● STATED EXERCISE
Transcribe all of the rows below character for character, changing nothing.

● INFORMATION SUPPLIED

------------------------------------

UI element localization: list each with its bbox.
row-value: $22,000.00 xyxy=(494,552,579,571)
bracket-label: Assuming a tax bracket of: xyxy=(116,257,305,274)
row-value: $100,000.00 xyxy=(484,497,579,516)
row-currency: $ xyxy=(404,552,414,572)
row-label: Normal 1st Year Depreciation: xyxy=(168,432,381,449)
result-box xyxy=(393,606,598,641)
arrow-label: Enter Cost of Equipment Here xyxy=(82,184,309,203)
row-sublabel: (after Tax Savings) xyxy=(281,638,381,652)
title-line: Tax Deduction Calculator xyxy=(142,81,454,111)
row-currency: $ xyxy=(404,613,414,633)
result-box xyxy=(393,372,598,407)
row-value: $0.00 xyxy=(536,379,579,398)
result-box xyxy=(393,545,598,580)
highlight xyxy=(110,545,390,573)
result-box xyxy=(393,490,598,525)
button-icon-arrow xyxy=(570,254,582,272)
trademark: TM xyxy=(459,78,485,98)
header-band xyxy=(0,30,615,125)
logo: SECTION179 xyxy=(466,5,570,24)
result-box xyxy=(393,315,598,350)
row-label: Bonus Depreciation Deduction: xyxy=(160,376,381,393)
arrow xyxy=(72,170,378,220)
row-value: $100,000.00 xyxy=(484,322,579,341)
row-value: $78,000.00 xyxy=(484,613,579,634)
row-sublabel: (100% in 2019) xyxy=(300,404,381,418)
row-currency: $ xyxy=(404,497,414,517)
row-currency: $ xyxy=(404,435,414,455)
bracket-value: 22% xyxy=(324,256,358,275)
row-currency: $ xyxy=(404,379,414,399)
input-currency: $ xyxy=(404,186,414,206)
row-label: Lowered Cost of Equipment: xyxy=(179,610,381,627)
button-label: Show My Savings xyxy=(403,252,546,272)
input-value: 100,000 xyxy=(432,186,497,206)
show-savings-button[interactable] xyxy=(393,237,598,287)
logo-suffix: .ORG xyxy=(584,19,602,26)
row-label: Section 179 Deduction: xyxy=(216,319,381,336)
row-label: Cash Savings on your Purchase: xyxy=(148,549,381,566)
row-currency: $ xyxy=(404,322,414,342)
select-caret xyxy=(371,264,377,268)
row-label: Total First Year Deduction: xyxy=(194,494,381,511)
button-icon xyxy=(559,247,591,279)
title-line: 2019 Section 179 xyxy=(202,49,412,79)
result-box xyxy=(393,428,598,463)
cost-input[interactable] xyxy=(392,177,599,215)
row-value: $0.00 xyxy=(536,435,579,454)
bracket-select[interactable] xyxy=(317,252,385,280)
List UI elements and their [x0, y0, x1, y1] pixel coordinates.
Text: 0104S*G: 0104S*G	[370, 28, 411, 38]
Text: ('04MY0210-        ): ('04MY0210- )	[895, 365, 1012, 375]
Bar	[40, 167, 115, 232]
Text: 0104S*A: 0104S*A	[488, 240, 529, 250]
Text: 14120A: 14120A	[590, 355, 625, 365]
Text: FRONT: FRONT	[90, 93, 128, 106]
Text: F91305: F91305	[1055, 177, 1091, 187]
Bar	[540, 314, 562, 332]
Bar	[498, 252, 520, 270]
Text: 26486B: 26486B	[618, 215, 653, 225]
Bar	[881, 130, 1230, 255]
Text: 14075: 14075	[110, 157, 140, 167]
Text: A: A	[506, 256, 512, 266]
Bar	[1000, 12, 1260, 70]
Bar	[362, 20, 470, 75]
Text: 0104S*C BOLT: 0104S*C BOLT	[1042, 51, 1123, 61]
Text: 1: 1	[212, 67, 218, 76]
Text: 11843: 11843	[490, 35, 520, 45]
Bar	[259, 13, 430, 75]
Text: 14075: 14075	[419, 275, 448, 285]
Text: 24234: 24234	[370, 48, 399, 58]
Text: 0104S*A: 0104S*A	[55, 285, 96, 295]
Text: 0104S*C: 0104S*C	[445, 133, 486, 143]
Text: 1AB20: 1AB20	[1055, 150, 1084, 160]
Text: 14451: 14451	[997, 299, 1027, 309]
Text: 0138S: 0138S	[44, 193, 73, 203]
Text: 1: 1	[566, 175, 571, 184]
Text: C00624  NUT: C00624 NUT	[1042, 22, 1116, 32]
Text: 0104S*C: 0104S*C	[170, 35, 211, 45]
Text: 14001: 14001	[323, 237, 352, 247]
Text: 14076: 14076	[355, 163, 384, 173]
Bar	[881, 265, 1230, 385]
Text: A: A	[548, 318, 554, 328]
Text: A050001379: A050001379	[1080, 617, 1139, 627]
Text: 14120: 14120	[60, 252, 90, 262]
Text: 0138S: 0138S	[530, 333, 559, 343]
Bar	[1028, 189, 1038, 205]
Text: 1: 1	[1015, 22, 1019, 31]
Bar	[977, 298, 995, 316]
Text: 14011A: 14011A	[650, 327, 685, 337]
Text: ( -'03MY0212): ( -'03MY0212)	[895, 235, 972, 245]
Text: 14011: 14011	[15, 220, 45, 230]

------------------------------------

● ANSWER TO THE EXERCISE
UI element localization: list each with its bbox.
row-value: $22,000.00 xyxy=(494,552,579,571)
bracket-label: Assuming a tax bracket of: xyxy=(116,257,305,274)
row-value: $100,000.00 xyxy=(484,497,579,516)
row-currency: $ xyxy=(404,552,414,572)
row-label: Normal 1st Year Depreciation: xyxy=(168,432,381,449)
result-box xyxy=(393,606,598,641)
arrow-label: Enter Cost of Equipment Here xyxy=(82,184,309,203)
row-sublabel: (after Tax Savings) xyxy=(281,638,381,652)
title-line: Tax Deduction Calculator xyxy=(142,81,454,111)
row-currency: $ xyxy=(404,613,414,633)
result-box xyxy=(393,372,598,407)
row-value: $0.00 xyxy=(536,379,579,398)
result-box xyxy=(393,545,598,580)
highlight xyxy=(110,545,390,573)
result-box xyxy=(393,490,598,525)
button-icon-arrow xyxy=(570,254,582,272)
trademark: TM xyxy=(459,78,485,98)
header-band xyxy=(0,30,615,125)
logo: SECTION179 xyxy=(466,5,570,24)
result-box xyxy=(393,315,598,350)
row-label: Bonus Depreciation Deduction: xyxy=(160,376,381,393)
arrow xyxy=(72,170,378,220)
row-value: $100,000.00 xyxy=(484,322,579,341)
row-value: $78,000.00 xyxy=(484,613,579,634)
row-sublabel: (100% in 2019) xyxy=(300,404,381,418)
row-currency: $ xyxy=(404,497,414,517)
row-currency: $ xyxy=(404,435,414,455)
bracket-value: 22% xyxy=(324,256,358,275)
row-currency: $ xyxy=(404,379,414,399)
input-currency: $ xyxy=(404,186,414,206)
row-label: Lowered Cost of Equipment: xyxy=(179,610,381,627)
button-label: Show My Savings xyxy=(403,252,546,272)
input-value: 100,000 xyxy=(432,186,497,206)
show-savings-button[interactable] xyxy=(393,237,598,287)
logo-suffix: .ORG xyxy=(584,19,602,26)
row-label: Section 179 Deduction: xyxy=(216,319,381,336)
row-label: Cash Savings on your Purchase: xyxy=(148,549,381,566)
row-currency: $ xyxy=(404,322,414,342)
select-caret xyxy=(371,264,377,268)
row-label: Total First Year Deduction: xyxy=(194,494,381,511)
button-icon xyxy=(559,247,591,279)
title-line: 2019 Section 179 xyxy=(202,49,412,79)
result-box xyxy=(393,428,598,463)
cost-input[interactable] xyxy=(392,177,599,215)
row-value: $0.00 xyxy=(536,435,579,454)
bracket-select[interactable] xyxy=(317,252,385,280)
List UI elements and their [x0, y0, x1, y1] pixel coordinates.
Text: 0104S*G: 0104S*G	[370, 28, 411, 38]
Text: ('04MY0210-        ): ('04MY0210- )	[895, 365, 1012, 375]
Bar	[40, 167, 115, 232]
Text: 0104S*A: 0104S*A	[488, 240, 529, 250]
Text: 14120A: 14120A	[590, 355, 625, 365]
Text: FRONT: FRONT	[90, 93, 128, 106]
Text: F91305: F91305	[1055, 177, 1091, 187]
Bar	[540, 314, 562, 332]
Bar	[498, 252, 520, 270]
Text: 26486B: 26486B	[618, 215, 653, 225]
Bar	[881, 130, 1230, 255]
Text: 14075: 14075	[110, 157, 140, 167]
Text: A: A	[506, 256, 512, 266]
Bar	[1000, 12, 1260, 70]
Bar	[362, 20, 470, 75]
Text: 0104S*C BOLT: 0104S*C BOLT	[1042, 51, 1123, 61]
Text: 1: 1	[212, 67, 218, 76]
Text: 11843: 11843	[490, 35, 520, 45]
Bar	[259, 13, 430, 75]
Text: 14075: 14075	[419, 275, 448, 285]
Text: 24234: 24234	[370, 48, 399, 58]
Text: 0104S*A: 0104S*A	[55, 285, 96, 295]
Text: 0104S*C: 0104S*C	[445, 133, 486, 143]
Text: 1AB20: 1AB20	[1055, 150, 1084, 160]
Text: 14451: 14451	[997, 299, 1027, 309]
Text: 0138S: 0138S	[44, 193, 73, 203]
Text: 1: 1	[566, 175, 571, 184]
Text: C00624  NUT: C00624 NUT	[1042, 22, 1116, 32]
Text: 0104S*C: 0104S*C	[170, 35, 211, 45]
Text: 14001: 14001	[323, 237, 352, 247]
Text: 14076: 14076	[355, 163, 384, 173]
Bar	[881, 265, 1230, 385]
Text: A: A	[548, 318, 554, 328]
Text: A050001379: A050001379	[1080, 617, 1139, 627]
Text: 14120: 14120	[60, 252, 90, 262]
Text: 0138S: 0138S	[530, 333, 559, 343]
Bar	[1028, 189, 1038, 205]
Text: 1: 1	[1015, 22, 1019, 31]
Bar	[977, 298, 995, 316]
Text: 14011A: 14011A	[650, 327, 685, 337]
Text: ( -'03MY0212): ( -'03MY0212)	[895, 235, 972, 245]
Text: 14011: 14011	[15, 220, 45, 230]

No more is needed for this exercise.